**SELECTED TEXT:**
........

Researchers have identified a protein which, when present in large amounts in a patient who has ovarian or breast cancer, might indicate a particularly aggressive cancer.
The protein, Rab25, has the potential to serve as both a predictor of the prognosis for the patient and as target for future treatments.
The researchers discovered that there are extra copies of the gene that produces Rab25 in some breast and ovarian tumor cells. This leads to extra production of the Rab25 protein itself.
When they analyzed tumor samples from approximately 100 patients who had either breast cancer or ovarian cancer, the researchers found that patients who had low levels of Rab25 had better outcomes. For example, patients with early-stage ovarian cancer who had low levels of the protein had an 80% chance of surviving five years after treatment, compared with a 50% survival rate for women who had high levels of Rab25.
In women who have advanced stages of breast cancer, low levels of Rab25 were associated with a 60% five-year survival rate, compared with a 40% survival rate when Rab25 levels were higher.
The Future of Rab25
At this point, the researchers only have a partial picture of how Rab25 can predict the virulence of cancers, but that knowledge could come very soon, says study author Dr. Gordon Mills, chairman of the department of molecular therapeutics at M.D. Anderson Cancer Center in Houston. Finding drugs to attack the protein will take longer.
And when that happens, it may give hope to those 25% or 30% of patients who are currently resistant to most therapies, says Dr. Anthony Hoffman, president of the Eastchester Center for Cancer Care and attending physician at Montefiore Medical Center and Albert Einstein College of Medicine, all in New York City.
"It could be both diagnostic and therapeutic. That's unusual," says Dr. Julia Smith, associate director of the cancer screening and prevention program at New York University Cancer Institute and director of the Lynne Cohen Breast Cancer Preventive Care Program, both in New York City.

........

**DATASET RECORDS:**
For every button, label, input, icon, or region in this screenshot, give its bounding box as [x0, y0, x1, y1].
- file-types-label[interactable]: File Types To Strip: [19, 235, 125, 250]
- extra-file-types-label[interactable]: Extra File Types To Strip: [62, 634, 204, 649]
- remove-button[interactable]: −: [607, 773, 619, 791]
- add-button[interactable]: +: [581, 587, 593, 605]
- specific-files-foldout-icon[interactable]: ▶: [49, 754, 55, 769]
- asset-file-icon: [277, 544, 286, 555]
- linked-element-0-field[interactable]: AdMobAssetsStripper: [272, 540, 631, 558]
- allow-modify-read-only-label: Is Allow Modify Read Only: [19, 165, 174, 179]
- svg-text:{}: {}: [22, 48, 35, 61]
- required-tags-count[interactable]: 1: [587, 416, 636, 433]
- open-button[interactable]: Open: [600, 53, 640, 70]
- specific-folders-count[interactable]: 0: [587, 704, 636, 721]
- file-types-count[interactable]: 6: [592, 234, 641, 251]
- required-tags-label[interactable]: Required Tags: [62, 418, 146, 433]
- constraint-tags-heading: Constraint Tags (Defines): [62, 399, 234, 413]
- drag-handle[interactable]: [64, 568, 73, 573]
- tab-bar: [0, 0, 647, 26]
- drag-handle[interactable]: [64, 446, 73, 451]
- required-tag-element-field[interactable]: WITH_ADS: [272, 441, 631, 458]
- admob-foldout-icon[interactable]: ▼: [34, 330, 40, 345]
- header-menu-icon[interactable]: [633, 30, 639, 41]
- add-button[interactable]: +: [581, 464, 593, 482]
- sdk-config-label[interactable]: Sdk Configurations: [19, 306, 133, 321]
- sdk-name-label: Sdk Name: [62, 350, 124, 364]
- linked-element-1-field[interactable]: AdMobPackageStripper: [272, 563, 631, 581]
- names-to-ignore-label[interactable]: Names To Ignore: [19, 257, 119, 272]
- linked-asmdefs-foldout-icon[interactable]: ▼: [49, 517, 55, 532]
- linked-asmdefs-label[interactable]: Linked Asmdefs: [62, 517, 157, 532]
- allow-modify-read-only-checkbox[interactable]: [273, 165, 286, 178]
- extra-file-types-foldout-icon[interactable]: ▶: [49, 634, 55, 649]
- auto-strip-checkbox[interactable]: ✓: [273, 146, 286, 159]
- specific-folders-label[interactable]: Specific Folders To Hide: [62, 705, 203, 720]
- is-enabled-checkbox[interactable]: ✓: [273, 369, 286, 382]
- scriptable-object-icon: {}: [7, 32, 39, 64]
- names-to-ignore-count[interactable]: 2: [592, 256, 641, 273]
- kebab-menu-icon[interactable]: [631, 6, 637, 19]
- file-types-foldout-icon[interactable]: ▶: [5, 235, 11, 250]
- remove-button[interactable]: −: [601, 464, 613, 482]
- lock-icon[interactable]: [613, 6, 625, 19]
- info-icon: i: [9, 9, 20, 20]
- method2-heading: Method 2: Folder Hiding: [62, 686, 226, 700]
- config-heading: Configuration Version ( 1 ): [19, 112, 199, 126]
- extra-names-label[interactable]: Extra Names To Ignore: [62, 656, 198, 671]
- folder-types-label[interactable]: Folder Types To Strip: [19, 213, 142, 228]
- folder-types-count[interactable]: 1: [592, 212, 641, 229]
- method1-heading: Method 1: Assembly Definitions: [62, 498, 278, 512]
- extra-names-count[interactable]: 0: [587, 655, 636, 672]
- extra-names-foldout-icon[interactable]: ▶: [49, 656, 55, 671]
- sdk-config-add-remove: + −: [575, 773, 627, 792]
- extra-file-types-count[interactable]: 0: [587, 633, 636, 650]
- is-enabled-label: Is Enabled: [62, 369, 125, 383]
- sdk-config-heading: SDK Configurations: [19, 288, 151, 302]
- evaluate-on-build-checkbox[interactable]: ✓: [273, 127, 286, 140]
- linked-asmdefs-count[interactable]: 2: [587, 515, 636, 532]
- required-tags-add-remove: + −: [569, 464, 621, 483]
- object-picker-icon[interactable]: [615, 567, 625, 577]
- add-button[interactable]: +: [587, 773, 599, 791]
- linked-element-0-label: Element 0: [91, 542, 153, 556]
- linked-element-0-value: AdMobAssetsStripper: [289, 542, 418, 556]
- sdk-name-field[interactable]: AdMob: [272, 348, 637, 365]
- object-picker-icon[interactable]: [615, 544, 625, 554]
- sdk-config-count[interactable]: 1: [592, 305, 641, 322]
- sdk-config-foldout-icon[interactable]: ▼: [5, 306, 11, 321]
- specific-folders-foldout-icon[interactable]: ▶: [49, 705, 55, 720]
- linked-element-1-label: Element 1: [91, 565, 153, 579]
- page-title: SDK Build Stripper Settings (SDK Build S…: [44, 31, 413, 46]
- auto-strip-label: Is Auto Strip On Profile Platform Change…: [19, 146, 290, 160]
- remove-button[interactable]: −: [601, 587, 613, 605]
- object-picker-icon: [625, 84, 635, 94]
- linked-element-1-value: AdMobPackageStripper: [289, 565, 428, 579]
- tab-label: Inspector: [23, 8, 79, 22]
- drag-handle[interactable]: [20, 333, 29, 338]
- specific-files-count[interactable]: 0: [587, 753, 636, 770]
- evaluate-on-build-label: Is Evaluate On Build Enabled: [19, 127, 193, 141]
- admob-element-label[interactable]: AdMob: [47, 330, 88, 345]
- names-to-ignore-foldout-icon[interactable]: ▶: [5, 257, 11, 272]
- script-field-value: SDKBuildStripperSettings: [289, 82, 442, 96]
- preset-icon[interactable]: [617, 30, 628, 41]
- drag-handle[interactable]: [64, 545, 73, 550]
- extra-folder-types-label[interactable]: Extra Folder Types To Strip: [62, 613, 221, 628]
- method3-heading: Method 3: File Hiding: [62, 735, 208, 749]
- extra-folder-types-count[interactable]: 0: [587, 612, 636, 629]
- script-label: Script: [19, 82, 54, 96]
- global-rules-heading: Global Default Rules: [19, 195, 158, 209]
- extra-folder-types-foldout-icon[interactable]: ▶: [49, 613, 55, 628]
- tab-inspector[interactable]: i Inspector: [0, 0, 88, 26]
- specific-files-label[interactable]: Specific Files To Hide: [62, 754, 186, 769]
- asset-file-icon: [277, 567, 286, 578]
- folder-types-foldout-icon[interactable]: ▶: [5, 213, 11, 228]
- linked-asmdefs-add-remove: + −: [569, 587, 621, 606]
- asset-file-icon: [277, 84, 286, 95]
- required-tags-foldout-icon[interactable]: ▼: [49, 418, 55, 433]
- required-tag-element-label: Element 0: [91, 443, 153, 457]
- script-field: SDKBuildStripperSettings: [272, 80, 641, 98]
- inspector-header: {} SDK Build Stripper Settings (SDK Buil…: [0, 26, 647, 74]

........

**TASK ITEM:**
Can you take the article on the Rab25 protein further, starting right after its last paragraph, which quotes Dr. Julia Smith saying "That's unusual"? The data has no connection to the Rab25 cancer article.

**RESULT:**
The discovery of Rab25 could work in conjunction with current treatments.
"If you don't have an aggressive cancer, you may not need more therapy," explains Mills. "If you identify, a cancer as aggressive, you might use different types of therapy. Even if you are not targeting this protein specifically, you may manage the patient differently" based on the test results.
The study was done on a very small number of patients, but Dr. Jay Brooks, chairman of hematology/oncology at the Ochsner Clinic Foundation in Baton Rouge, Louisiana, thinks the study "would be worthwhile pursuing in a larger group to see if it holds up, Periodically, various tumor prognostic markers come along. Whether they hold up remains the question."
The findings also revealed that breast and ovarian cancer are more similar than scientists had expected, Mills adds.
The researchers "may have isolated an area that will have some common applications in cancer biology," Smith adds.
"It tells us a lot about tumor biology and tumor suppression, as well as proliferation, and it may give us some kind of peek into this commonality that we think exists across cancer types," he says.